>>>

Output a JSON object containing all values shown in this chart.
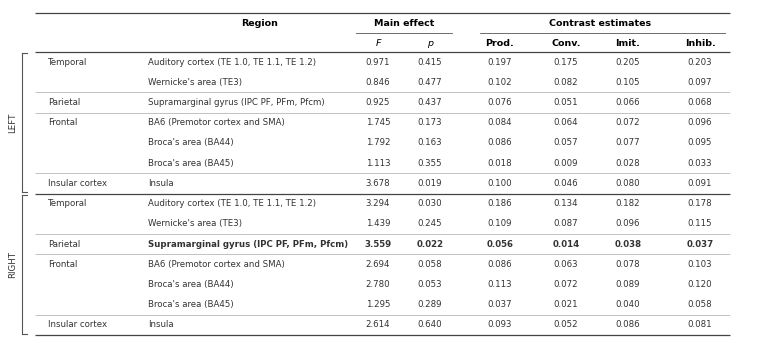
{
  "rows": [
    {
      "side": "LEFT",
      "lobe": "Temporal",
      "region": "Auditory cortex (TE 1.0, TE 1.1, TE 1.2)",
      "F": "0.971",
      "p": "0.415",
      "prod": "0.197",
      "conv": "0.175",
      "imit": "0.205",
      "inhib": "0.203",
      "bold": false,
      "lobe_show": true
    },
    {
      "side": "LEFT",
      "lobe": "Temporal",
      "region": "Wernicke's area (TE3)",
      "F": "0.846",
      "p": "0.477",
      "prod": "0.102",
      "conv": "0.082",
      "imit": "0.105",
      "inhib": "0.097",
      "bold": false,
      "lobe_show": false
    },
    {
      "side": "LEFT",
      "lobe": "Parietal",
      "region": "Supramarginal gyrus (IPC PF, PFm, Pfcm)",
      "F": "0.925",
      "p": "0.437",
      "prod": "0.076",
      "conv": "0.051",
      "imit": "0.066",
      "inhib": "0.068",
      "bold": false,
      "lobe_show": true
    },
    {
      "side": "LEFT",
      "lobe": "Frontal",
      "region": "BA6 (Premotor cortex and SMA)",
      "F": "1.745",
      "p": "0.173",
      "prod": "0.084",
      "conv": "0.064",
      "imit": "0.072",
      "inhib": "0.096",
      "bold": false,
      "lobe_show": true
    },
    {
      "side": "LEFT",
      "lobe": "Frontal",
      "region": "Broca's area (BA44)",
      "F": "1.792",
      "p": "0.163",
      "prod": "0.086",
      "conv": "0.057",
      "imit": "0.077",
      "inhib": "0.095",
      "bold": false,
      "lobe_show": false
    },
    {
      "side": "LEFT",
      "lobe": "Frontal",
      "region": "Broca's area (BA45)",
      "F": "1.113",
      "p": "0.355",
      "prod": "0.018",
      "conv": "0.009",
      "imit": "0.028",
      "inhib": "0.033",
      "bold": false,
      "lobe_show": false
    },
    {
      "side": "LEFT",
      "lobe": "Insular cortex",
      "region": "Insula",
      "F": "3.678",
      "p": "0.019",
      "prod": "0.100",
      "conv": "0.046",
      "imit": "0.080",
      "inhib": "0.091",
      "bold": false,
      "lobe_show": true
    },
    {
      "side": "RIGHT",
      "lobe": "Temporal",
      "region": "Auditory cortex (TE 1.0, TE 1.1, TE 1.2)",
      "F": "3.294",
      "p": "0.030",
      "prod": "0.186",
      "conv": "0.134",
      "imit": "0.182",
      "inhib": "0.178",
      "bold": false,
      "lobe_show": true
    },
    {
      "side": "RIGHT",
      "lobe": "Temporal",
      "region": "Wernicke's area (TE3)",
      "F": "1.439",
      "p": "0.245",
      "prod": "0.109",
      "conv": "0.087",
      "imit": "0.096",
      "inhib": "0.115",
      "bold": false,
      "lobe_show": false
    },
    {
      "side": "RIGHT",
      "lobe": "Parietal",
      "region": "Supramarginal gyrus (IPC PF, PFm, Pfcm)",
      "F": "3.559",
      "p": "0.022",
      "prod": "0.056",
      "conv": "0.014",
      "imit": "0.038",
      "inhib": "0.037",
      "bold": true,
      "lobe_show": true
    },
    {
      "side": "RIGHT",
      "lobe": "Frontal",
      "region": "BA6 (Premotor cortex and SMA)",
      "F": "2.694",
      "p": "0.058",
      "prod": "0.086",
      "conv": "0.063",
      "imit": "0.078",
      "inhib": "0.103",
      "bold": false,
      "lobe_show": true
    },
    {
      "side": "RIGHT",
      "lobe": "Frontal",
      "region": "Broca's area (BA44)",
      "F": "2.780",
      "p": "0.053",
      "prod": "0.113",
      "conv": "0.072",
      "imit": "0.089",
      "inhib": "0.120",
      "bold": false,
      "lobe_show": false
    },
    {
      "side": "RIGHT",
      "lobe": "Frontal",
      "region": "Broca's area (BA45)",
      "F": "1.295",
      "p": "0.289",
      "prod": "0.037",
      "conv": "0.021",
      "imit": "0.040",
      "inhib": "0.058",
      "bold": false,
      "lobe_show": false
    },
    {
      "side": "RIGHT",
      "lobe": "Insular cortex",
      "region": "Insula",
      "F": "2.614",
      "p": "0.640",
      "prod": "0.093",
      "conv": "0.052",
      "imit": "0.086",
      "inhib": "0.081",
      "bold": false,
      "lobe_show": true
    }
  ],
  "background_color": "#ffffff",
  "text_color": "#333333",
  "header_color": "#000000",
  "font_size": 6.2,
  "header_font_size": 6.8
}
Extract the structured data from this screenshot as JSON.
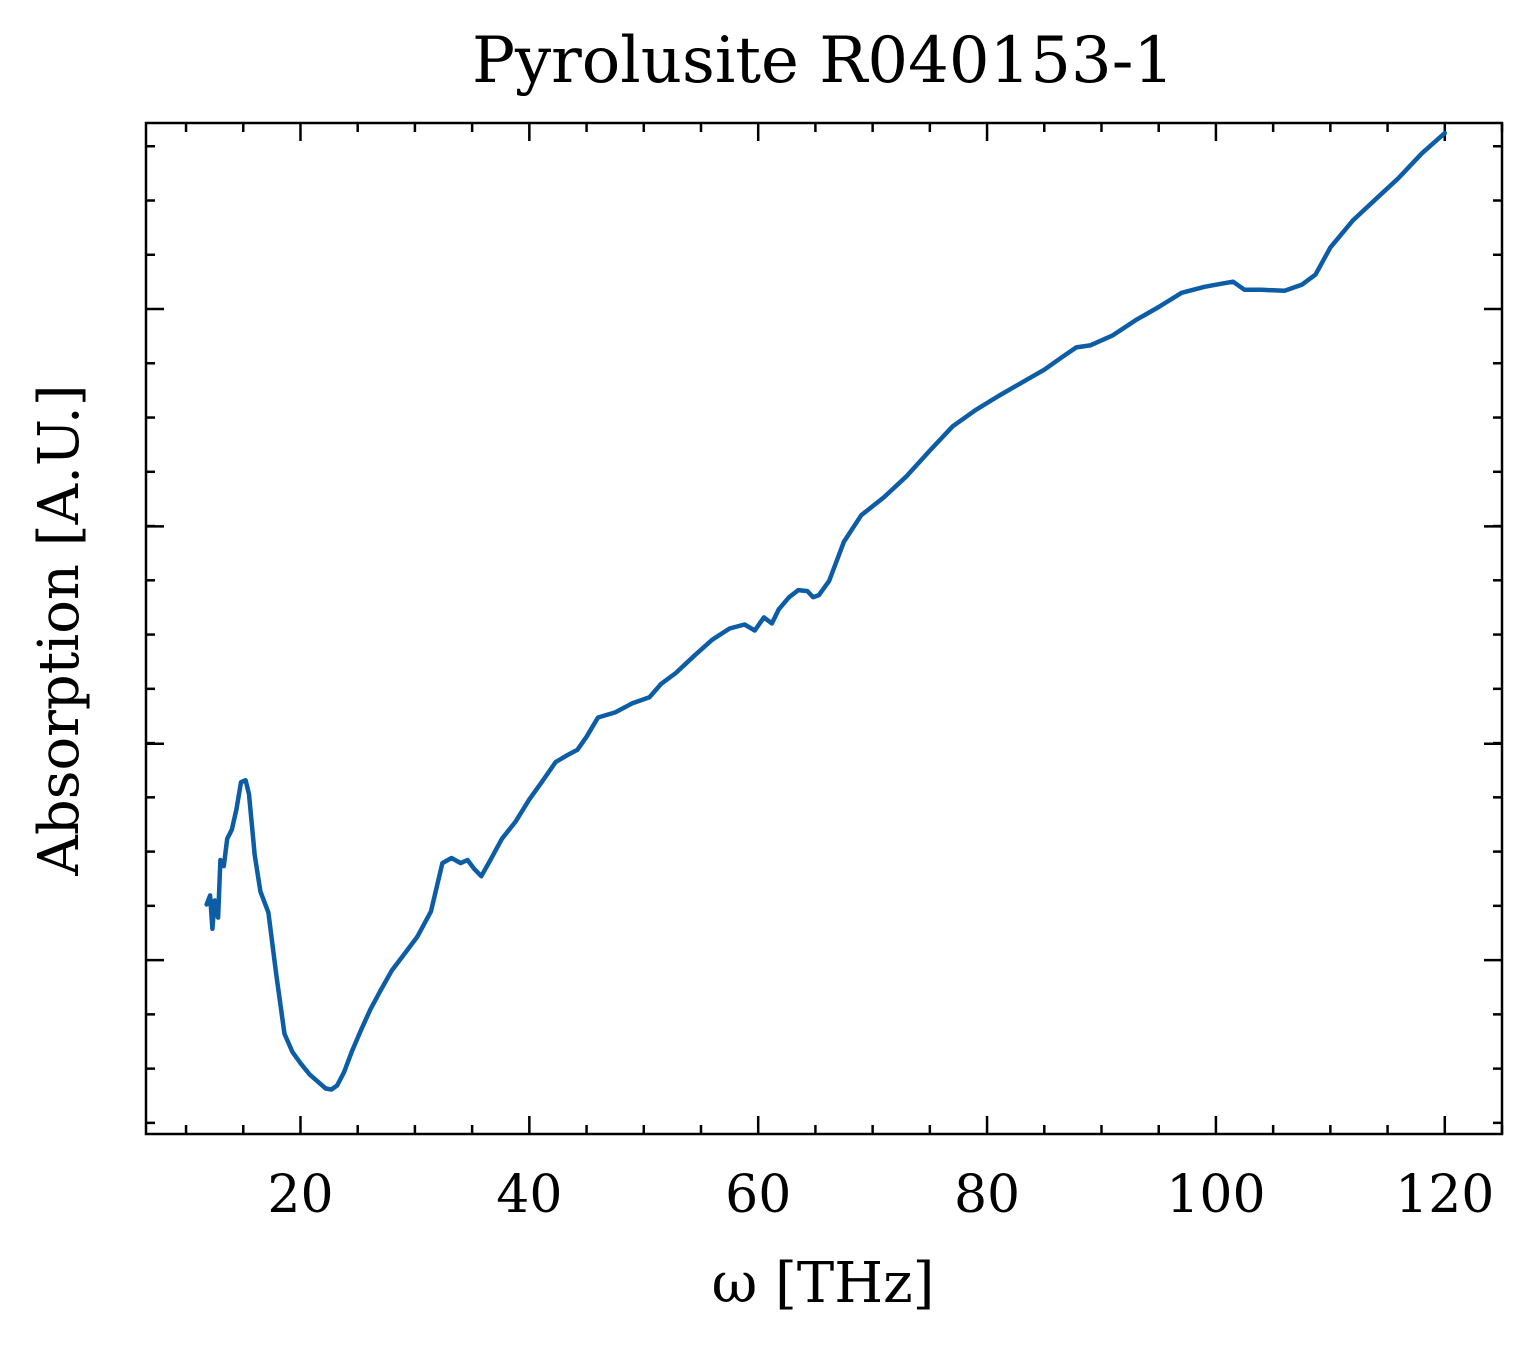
{
  "chart_data": {
    "type": "line",
    "title": "Pyrolusite R040153-1",
    "xlabel": "ω [THz]",
    "ylabel": "Absorption [A.U.]",
    "xlim": [
      6.5,
      125
    ],
    "ylim": [
      0,
      1
    ],
    "x_ticks": [
      20,
      40,
      60,
      80,
      100,
      120
    ],
    "x_tick_labels": [
      "20",
      "40",
      "60",
      "80",
      "100",
      "120"
    ],
    "y_major_ticks": [
      0.172,
      0.386,
      0.601,
      0.816
    ],
    "y_tick_labels_shown": false,
    "grid": false,
    "legend": "none",
    "line_color": "#0c5da5",
    "series": [
      {
        "x": [
          11.8,
          12.1,
          12.3,
          12.5,
          12.8,
          13.0,
          13.3,
          13.6,
          14.0,
          14.4,
          14.8,
          15.2,
          15.5,
          16.0,
          16.5,
          17.2,
          17.9,
          18.6,
          19.3,
          20.0,
          20.8,
          21.5,
          22.2,
          22.7,
          23.2,
          23.8,
          24.5,
          25.3,
          26.1,
          27.0,
          28.0,
          29.0,
          30.2,
          31.4,
          32.4,
          33.2,
          34.0,
          34.6,
          35.2,
          35.8,
          36.6,
          37.6,
          38.8,
          40.0,
          41.2,
          42.3,
          43.2,
          44.2,
          45.0,
          46.0,
          47.5,
          49.0,
          50.5,
          51.5,
          52.8,
          54.5,
          56.0,
          57.5,
          58.8,
          59.7,
          60.5,
          61.2,
          61.8,
          62.7,
          63.5,
          64.3,
          64.8,
          65.3,
          66.2,
          67.5,
          69.0,
          71.0,
          73.0,
          75.0,
          77.0,
          79.0,
          81.0,
          83.0,
          85.0,
          86.5,
          87.8,
          89.0,
          91.0,
          93.0,
          95.0,
          97.0,
          99.0,
          100.5,
          101.5,
          102.5,
          104.0,
          106.0,
          107.5,
          108.7,
          110.0,
          112.0,
          114.0,
          116.0,
          118.0,
          120.0
        ],
        "y": [
          0.227,
          0.236,
          0.203,
          0.231,
          0.214,
          0.271,
          0.265,
          0.292,
          0.301,
          0.321,
          0.348,
          0.35,
          0.336,
          0.276,
          0.24,
          0.219,
          0.156,
          0.099,
          0.081,
          0.07,
          0.059,
          0.052,
          0.045,
          0.044,
          0.048,
          0.061,
          0.082,
          0.103,
          0.123,
          0.142,
          0.162,
          0.177,
          0.195,
          0.22,
          0.268,
          0.273,
          0.268,
          0.271,
          0.262,
          0.255,
          0.271,
          0.292,
          0.309,
          0.331,
          0.35,
          0.368,
          0.374,
          0.38,
          0.393,
          0.412,
          0.417,
          0.426,
          0.432,
          0.445,
          0.456,
          0.474,
          0.489,
          0.5,
          0.504,
          0.498,
          0.511,
          0.505,
          0.519,
          0.531,
          0.538,
          0.537,
          0.531,
          0.533,
          0.547,
          0.586,
          0.612,
          0.63,
          0.651,
          0.676,
          0.7,
          0.716,
          0.73,
          0.743,
          0.756,
          0.768,
          0.778,
          0.78,
          0.79,
          0.805,
          0.818,
          0.832,
          0.838,
          0.841,
          0.843,
          0.835,
          0.835,
          0.834,
          0.84,
          0.85,
          0.877,
          0.904,
          0.925,
          0.946,
          0.97,
          0.99
        ]
      }
    ]
  }
}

<<<

■ **INSTRUCTIONS FOR THE TASK**
Read through the entries and copy every line that includes "this".

■ **WRITTEN SOLUTION**
Output a JSON object containing all values shown in this chart.
Extract the structured data from this screenshot as JSON.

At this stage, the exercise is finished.